▶ **Job 1**: Copy the records word for word from their first line through the line holding "column-header: SUPPORT xyxy=(982,172,1118,204)", both ends included, and nothing else.

▶ **Supplied passage**:
____

Pakistan is the hub of the Anglo-American/Nato war against the Taliban and al Qaeda. Britain’s embassy in Islamabad is its largest in the world. And the city is full to the brim with American spies and senior military people. But the truth is that the war in Afghanistan is going badly. The Taliban are gaining the upper hand, funded by proceeds from poppy-growing, which they now encourage in a reverse of the policy pursued when they were in power (back then, it was un-Islamic).

In the course of a wide-ranging, two-hour conversation in his office in the presidential palace, Pervez Musharraf, military strongman of Pakistan, made no effort to persuade me that the Taliban and al Qaeda were being defeated or that the war in Afghanistan was going well. There was an absence of bravado and an apparent openness to new ideas—such as talking more formally to the Taliban/al Qaeda and even buying up the poppy crop.

Indeed, Musharraf is the first world leader to tentatively back the idea of western governments buying the Afghan poppy crop to stop it reaching the drug barons yet without impoverishing the farmers. “Buying the crop is an idea one could explore. Pakistan doesn’t have the money for it. We would need money from the US or the UN. But we could buy up the whole crop and destroy it. In that way the poor growers would not suffer,” he told me.

____

▶ **The input**:
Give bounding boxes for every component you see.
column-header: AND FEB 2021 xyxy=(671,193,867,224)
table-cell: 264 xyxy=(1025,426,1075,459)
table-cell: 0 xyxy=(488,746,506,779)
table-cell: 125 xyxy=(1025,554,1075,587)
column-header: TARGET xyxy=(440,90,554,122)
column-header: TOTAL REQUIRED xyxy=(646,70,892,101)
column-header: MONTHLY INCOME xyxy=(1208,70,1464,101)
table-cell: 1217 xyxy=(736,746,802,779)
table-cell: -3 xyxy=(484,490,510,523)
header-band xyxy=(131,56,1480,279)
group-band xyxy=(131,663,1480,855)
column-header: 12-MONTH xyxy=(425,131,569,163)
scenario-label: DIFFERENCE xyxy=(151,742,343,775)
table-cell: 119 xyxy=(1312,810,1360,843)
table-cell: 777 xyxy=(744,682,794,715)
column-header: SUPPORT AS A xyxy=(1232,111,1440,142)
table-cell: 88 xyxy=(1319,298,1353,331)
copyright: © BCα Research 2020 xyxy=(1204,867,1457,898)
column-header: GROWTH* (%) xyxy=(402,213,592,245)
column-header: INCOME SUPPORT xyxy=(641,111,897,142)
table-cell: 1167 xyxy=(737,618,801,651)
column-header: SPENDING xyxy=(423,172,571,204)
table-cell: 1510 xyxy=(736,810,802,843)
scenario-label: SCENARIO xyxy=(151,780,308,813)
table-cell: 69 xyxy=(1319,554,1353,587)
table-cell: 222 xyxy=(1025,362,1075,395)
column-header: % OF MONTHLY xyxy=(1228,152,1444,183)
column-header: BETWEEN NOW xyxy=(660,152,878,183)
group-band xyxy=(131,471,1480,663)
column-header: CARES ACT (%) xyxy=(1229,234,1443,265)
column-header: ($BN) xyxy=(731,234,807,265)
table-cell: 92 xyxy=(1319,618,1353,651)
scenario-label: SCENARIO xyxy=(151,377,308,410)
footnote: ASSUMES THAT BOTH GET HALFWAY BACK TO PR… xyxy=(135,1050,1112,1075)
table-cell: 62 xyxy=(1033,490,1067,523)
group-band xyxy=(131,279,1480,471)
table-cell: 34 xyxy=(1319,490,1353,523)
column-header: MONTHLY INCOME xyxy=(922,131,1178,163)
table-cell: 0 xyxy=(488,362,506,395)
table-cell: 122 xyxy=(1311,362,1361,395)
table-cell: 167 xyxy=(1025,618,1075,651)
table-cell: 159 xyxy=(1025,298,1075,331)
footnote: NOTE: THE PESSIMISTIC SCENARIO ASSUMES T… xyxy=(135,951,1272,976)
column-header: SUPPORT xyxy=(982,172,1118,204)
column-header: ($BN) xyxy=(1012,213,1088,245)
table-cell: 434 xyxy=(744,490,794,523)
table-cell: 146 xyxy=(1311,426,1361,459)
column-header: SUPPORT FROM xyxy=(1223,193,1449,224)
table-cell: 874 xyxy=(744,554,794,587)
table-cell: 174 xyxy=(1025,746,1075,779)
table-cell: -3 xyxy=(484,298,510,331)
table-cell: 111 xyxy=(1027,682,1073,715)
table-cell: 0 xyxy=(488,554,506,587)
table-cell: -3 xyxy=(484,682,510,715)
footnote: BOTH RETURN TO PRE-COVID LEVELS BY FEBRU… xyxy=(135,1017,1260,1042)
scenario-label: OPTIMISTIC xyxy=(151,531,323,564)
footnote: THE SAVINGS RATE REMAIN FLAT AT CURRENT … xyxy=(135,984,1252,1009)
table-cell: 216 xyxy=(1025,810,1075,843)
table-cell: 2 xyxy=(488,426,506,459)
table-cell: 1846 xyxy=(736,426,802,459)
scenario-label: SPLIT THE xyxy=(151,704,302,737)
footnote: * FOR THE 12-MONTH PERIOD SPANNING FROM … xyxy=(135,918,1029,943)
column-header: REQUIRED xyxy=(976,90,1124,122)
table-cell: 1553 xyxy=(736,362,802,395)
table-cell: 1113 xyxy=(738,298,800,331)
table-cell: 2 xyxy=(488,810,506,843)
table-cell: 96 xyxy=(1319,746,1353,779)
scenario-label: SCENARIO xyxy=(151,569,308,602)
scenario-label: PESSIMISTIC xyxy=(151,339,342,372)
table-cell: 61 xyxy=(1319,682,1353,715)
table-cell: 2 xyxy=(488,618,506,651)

____

▶ **Job 2**: Condense the paragraph of the passage on Pakistan and the Afghan war that begins "Indeed, Musharraf is the first world leader" into a short bulleted list, keeping its main facts.

▶ **Finished answer 1**:
Give bounding boxes for every component you see.
column-header: AND FEB 2021 xyxy=(671,193,867,224)
table-cell: 264 xyxy=(1025,426,1075,459)
table-cell: 0 xyxy=(488,746,506,779)
table-cell: 125 xyxy=(1025,554,1075,587)
column-header: TARGET xyxy=(440,90,554,122)
column-header: TOTAL REQUIRED xyxy=(646,70,892,101)
column-header: MONTHLY INCOME xyxy=(1208,70,1464,101)
table-cell: 1217 xyxy=(736,746,802,779)
table-cell: -3 xyxy=(484,490,510,523)
header-band xyxy=(131,56,1480,279)
group-band xyxy=(131,663,1480,855)
column-header: 12-MONTH xyxy=(425,131,569,163)
scenario-label: DIFFERENCE xyxy=(151,742,343,775)
table-cell: 119 xyxy=(1312,810,1360,843)
table-cell: 777 xyxy=(744,682,794,715)
column-header: SUPPORT AS A xyxy=(1232,111,1440,142)
table-cell: 88 xyxy=(1319,298,1353,331)
copyright: © BCα Research 2020 xyxy=(1204,867,1457,898)
column-header: GROWTH* (%) xyxy=(402,213,592,245)
column-header: INCOME SUPPORT xyxy=(641,111,897,142)
table-cell: 1167 xyxy=(737,618,801,651)
column-header: SPENDING xyxy=(423,172,571,204)
table-cell: 1510 xyxy=(736,810,802,843)
scenario-label: SCENARIO xyxy=(151,780,308,813)
table-cell: 69 xyxy=(1319,554,1353,587)
table-cell: 222 xyxy=(1025,362,1075,395)
column-header: % OF MONTHLY xyxy=(1228,152,1444,183)
column-header: BETWEEN NOW xyxy=(660,152,878,183)
group-band xyxy=(131,471,1480,663)
column-header: CARES ACT (%) xyxy=(1229,234,1443,265)
column-header: ($BN) xyxy=(731,234,807,265)
table-cell: 92 xyxy=(1319,618,1353,651)
scenario-label: SCENARIO xyxy=(151,377,308,410)
footnote: ASSUMES THAT BOTH GET HALFWAY BACK TO PR… xyxy=(135,1050,1112,1075)
table-cell: 62 xyxy=(1033,490,1067,523)
group-band xyxy=(131,279,1480,471)
table-cell: 34 xyxy=(1319,490,1353,523)
column-header: MONTHLY INCOME xyxy=(922,131,1178,163)
table-cell: 0 xyxy=(488,362,506,395)
table-cell: 122 xyxy=(1311,362,1361,395)
table-cell: 167 xyxy=(1025,618,1075,651)
table-cell: 159 xyxy=(1025,298,1075,331)
footnote: NOTE: THE PESSIMISTIC SCENARIO ASSUMES T… xyxy=(135,951,1272,976)
column-header: SUPPORT xyxy=(982,172,1118,204)

▶ **Finished answer 2**:
- Musharraf is the first world leader to tentatively support Western governments buying the Afghan poppy crop.
- The aim is to keep the crop from the drug barons without impoverishing the farmers.
- He said Pakistan lacks the money and would need funds from the US or the UN.
- With that money, the whole crop could be bought and destroyed, so poor growers would not suffer.